Copy out the data below verbatim.

============================================================

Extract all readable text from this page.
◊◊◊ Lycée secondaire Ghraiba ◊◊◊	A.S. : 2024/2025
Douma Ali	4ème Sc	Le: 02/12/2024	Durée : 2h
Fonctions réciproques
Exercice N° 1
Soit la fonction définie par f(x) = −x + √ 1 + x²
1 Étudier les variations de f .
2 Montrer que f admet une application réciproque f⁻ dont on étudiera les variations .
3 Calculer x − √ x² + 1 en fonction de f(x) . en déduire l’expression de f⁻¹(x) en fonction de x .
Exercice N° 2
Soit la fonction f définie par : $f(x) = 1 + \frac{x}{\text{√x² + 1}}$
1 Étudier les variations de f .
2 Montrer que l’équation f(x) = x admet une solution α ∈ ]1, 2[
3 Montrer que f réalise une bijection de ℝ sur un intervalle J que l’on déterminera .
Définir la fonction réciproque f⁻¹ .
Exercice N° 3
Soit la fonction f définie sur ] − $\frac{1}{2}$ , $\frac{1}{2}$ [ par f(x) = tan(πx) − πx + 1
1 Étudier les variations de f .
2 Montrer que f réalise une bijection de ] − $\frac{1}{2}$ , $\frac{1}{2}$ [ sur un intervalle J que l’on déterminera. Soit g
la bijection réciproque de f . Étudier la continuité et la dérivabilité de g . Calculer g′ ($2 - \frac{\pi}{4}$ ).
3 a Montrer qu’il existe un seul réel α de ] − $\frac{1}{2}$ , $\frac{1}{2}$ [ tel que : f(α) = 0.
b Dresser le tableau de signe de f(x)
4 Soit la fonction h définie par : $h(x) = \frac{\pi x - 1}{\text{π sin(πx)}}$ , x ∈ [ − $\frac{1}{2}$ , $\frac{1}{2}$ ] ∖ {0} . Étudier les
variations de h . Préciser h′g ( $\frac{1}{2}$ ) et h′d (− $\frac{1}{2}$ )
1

============================================================

* EXERCISE OUTPUT
Extract all readable text from this page.
◊◊◊ Lycée secondaire Ghraiba ◊◊◊	A.S. : 2024/2025
Douma Ali	4ème Sc	Le: 02/12/2024	Durée : 2h
Fonctions réciproques
Exercice N° 1
Soit la fonction définie par f(x) = −x + √ 1 + x²
1 Étudier les variations de f .
2 Montrer que f admet une application réciproque f⁻ dont on étudiera les variations .
3 Calculer x − √ x² + 1 en fonction de f(x) . en déduire l’expression de f⁻¹(x) en fonction de x .
Exercice N° 2
Soit la fonction f définie par : $f(x) = 1 + \frac{x}{\text{√x² + 1}}$
1 Étudier les variations de f .
2 Montrer que l’équation f(x) = x admet une solution α ∈ ]1, 2[
3 Montrer que f réalise une bijection de ℝ sur un intervalle J que l’on déterminera .
Définir la fonction réciproque f⁻¹ .
Exercice N° 3
Soit la fonction f définie sur ] − $\frac{1}{2}$ , $\frac{1}{2}$ [ par f(x) = tan(πx) − πx + 1
1 Étudier les variations de f .
2 Montrer que f réalise une bijection de ] − $\frac{1}{2}$ , $\frac{1}{2}$ [ sur un intervalle J que l’on déterminera. Soit g
la bijection réciproque de f . Étudier la continuité et la dérivabilité de g . Calculer g′ ($2 - \frac{\pi}{4}$ ).
3 a Montrer qu’il existe un seul réel α de ] − $\frac{1}{2}$ , $\frac{1}{2}$ [ tel que : f(α) = 0.
b Dresser le tableau de signe de f(x)
4 Soit la fonction h définie par : $h(x) = \frac{\pi x - 1}{\text{π sin(πx)}}$ , x ∈ [ − $\frac{1}{2}$ , $\frac{1}{2}$ ] ∖ {0} . Étudier les
variations de h . Préciser h′g ( $\frac{1}{2}$ ) et h′d (− $\frac{1}{2}$ )
1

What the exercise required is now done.